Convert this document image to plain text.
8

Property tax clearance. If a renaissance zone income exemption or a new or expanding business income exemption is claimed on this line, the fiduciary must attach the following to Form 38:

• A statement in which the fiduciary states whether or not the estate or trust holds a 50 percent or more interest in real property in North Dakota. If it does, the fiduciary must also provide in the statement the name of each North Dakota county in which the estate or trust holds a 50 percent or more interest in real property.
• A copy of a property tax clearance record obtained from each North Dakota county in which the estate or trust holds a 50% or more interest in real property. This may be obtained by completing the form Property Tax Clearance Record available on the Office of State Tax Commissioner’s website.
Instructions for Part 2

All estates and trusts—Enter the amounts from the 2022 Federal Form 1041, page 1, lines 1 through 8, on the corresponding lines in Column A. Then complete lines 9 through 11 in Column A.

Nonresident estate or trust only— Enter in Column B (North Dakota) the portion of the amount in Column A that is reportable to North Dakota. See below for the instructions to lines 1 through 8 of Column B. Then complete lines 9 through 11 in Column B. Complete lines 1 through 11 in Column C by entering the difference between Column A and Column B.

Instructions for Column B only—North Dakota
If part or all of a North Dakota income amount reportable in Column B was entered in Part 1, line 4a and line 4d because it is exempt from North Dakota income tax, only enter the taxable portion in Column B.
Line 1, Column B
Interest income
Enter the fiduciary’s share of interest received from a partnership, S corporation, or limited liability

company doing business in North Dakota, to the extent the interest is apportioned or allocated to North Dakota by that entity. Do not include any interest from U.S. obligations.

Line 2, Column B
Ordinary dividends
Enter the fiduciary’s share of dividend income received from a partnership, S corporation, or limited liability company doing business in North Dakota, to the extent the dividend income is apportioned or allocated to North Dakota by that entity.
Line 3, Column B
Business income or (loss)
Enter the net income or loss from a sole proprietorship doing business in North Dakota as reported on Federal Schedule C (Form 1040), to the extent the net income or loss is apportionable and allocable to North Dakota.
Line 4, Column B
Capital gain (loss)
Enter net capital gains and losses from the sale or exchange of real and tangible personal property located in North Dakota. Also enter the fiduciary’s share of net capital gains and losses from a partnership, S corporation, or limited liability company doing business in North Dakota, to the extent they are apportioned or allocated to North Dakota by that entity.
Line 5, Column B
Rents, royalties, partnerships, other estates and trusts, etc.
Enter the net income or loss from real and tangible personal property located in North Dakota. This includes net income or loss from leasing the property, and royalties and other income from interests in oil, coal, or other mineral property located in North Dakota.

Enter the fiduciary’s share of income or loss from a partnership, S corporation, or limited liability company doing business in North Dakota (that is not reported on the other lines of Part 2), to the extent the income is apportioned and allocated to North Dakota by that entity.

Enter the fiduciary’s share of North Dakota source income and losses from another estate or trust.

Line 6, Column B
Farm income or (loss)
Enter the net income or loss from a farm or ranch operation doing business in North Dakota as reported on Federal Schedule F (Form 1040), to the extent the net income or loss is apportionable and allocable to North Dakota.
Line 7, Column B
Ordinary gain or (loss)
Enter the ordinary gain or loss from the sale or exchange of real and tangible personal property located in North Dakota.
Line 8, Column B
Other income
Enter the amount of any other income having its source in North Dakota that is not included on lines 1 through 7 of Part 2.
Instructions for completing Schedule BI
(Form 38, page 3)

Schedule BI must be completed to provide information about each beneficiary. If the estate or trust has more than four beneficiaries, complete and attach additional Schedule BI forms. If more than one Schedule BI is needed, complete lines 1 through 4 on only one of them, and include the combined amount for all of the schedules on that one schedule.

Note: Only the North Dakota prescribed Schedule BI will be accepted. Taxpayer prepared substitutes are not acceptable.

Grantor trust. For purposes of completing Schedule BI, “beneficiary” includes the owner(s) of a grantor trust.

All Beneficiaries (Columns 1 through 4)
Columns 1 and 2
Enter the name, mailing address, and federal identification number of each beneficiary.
┄┄┄┄┄┄┄┄┄┄
REQUEST: Which lines include the word "reportable"? Copy every one of them.

SOLUTION TO THIS PROBLEM:
Nonresident estate or trust only— Enter in Column B (North Dakota) the portion of the amount in Column A that is reportable to North Dakota. See below for the instructions to lines 1 through 8 of Column B. Then complete lines 9 through 11 in Column B. Complete lines 1 through 11 in Column C by entering the difference between Column A and Column B.
If part or all of a North Dakota income amount reportable in Column B was entered in Part 1, line 4a and line 4d because it is exempt from North Dakota income tax, only enter the taxable portion in Column B.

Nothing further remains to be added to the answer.